» **EXERCISE DESCRIPTION**: Reproduce each line exactly.

» **TASK INPUT**:
——
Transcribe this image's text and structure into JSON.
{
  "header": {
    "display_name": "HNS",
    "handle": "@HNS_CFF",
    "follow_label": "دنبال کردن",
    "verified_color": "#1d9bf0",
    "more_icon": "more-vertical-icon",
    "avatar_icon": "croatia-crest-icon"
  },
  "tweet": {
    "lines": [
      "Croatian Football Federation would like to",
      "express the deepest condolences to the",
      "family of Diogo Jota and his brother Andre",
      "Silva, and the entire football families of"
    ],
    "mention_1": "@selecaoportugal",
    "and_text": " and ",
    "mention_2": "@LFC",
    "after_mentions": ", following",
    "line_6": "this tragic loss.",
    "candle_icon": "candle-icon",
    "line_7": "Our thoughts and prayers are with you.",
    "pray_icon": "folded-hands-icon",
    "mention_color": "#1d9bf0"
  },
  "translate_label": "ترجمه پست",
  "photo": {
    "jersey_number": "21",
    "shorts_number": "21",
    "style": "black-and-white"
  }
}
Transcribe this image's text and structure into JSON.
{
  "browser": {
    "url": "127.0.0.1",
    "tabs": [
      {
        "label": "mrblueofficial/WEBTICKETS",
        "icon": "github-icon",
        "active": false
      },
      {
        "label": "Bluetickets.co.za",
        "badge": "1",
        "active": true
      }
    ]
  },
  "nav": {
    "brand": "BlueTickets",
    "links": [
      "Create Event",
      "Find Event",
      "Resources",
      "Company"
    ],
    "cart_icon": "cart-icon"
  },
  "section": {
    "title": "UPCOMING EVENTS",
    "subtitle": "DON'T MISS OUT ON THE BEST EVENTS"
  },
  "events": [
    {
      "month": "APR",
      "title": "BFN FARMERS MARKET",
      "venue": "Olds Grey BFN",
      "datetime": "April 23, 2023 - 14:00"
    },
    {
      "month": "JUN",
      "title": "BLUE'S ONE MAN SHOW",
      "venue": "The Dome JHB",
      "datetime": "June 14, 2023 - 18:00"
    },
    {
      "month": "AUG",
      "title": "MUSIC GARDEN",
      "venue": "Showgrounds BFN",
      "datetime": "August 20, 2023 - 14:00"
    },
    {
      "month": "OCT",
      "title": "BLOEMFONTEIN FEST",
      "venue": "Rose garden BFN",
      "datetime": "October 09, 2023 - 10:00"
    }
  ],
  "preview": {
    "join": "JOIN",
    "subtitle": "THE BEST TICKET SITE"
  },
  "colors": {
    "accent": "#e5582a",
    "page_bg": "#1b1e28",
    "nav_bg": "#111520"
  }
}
——
» **SOLUTION FOR THIS TASK**:
Transcribe this image's text and structure into JSON.
{
  "header": {
    "display_name": "HNS",
    "handle": "@HNS_CFF",
    "follow_label": "دنبال کردن",
    "verified_color": "#1d9bf0",
    "more_icon": "more-vertical-icon",
    "avatar_icon": "croatia-crest-icon"
  },
  "tweet": {
    "lines": [
      "Croatian Football Federation would like to",
      "express the deepest condolences to the",
      "family of Diogo Jota and his brother Andre",
      "Silva, and the entire football families of"
    ],
    "mention_1": "@selecaoportugal",
    "and_text": " and ",
    "mention_2": "@LFC",
    "after_mentions": ", following",
    "line_6": "this tragic loss.",
    "candle_icon": "candle-icon",
    "line_7": "Our thoughts and prayers are with you.",
    "pray_icon": "folded-hands-icon",
    "mention_color": "#1d9bf0"
  },
  "translate_label": "ترجمه پست",
  "photo": {
    "jersey_number": "21",
    "shorts_number": "21",
    "style": "black-and-white"
  }
}
Transcribe this image's text and structure into JSON.
{
  "browser": {
    "url": "127.0.0.1",
    "tabs": [
      {
        "label": "mrblueofficial/WEBTICKETS",
        "icon": "github-icon",
        "active": false
      },
      {
        "label": "Bluetickets.co.za",
        "badge": "1",
        "active": true
      }
    ]
  },
  "nav": {
    "brand": "BlueTickets",
    "links": [
      "Create Event",
      "Find Event",
      "Resources",
      "Company"
    ],
    "cart_icon": "cart-icon"
  },
  "section": {
    "title": "UPCOMING EVENTS",
    "subtitle": "DON'T MISS OUT ON THE BEST EVENTS"
  },
  "events": [
    {
      "month": "APR",
      "title": "BFN FARMERS MARKET",
      "venue": "Olds Grey BFN",
      "datetime": "April 23, 2023 - 14:00"
    },
    {
      "month": "JUN",
      "title": "BLUE'S ONE MAN SHOW",
      "venue": "The Dome JHB",
      "datetime": "June 14, 2023 - 18:00"
    },
    {
      "month": "AUG",
      "title": "MUSIC GARDEN",
      "venue": "Showgrounds BFN",
      "datetime": "August 20, 2023 - 14:00"
    },
    {
      "month": "OCT",
      "title": "BLOEMFONTEIN FEST",
      "venue": "Rose garden BFN",
      "datetime": "October 09, 2023 - 10:00"
    }
  ],
  "preview": {
    "join": "JOIN",
    "subtitle": "THE BEST TICKET SITE"
  },
  "colors": {
    "accent": "#e5582a",
    "page_bg": "#1b1e28",
    "nav_bg": "#111520"
  }
}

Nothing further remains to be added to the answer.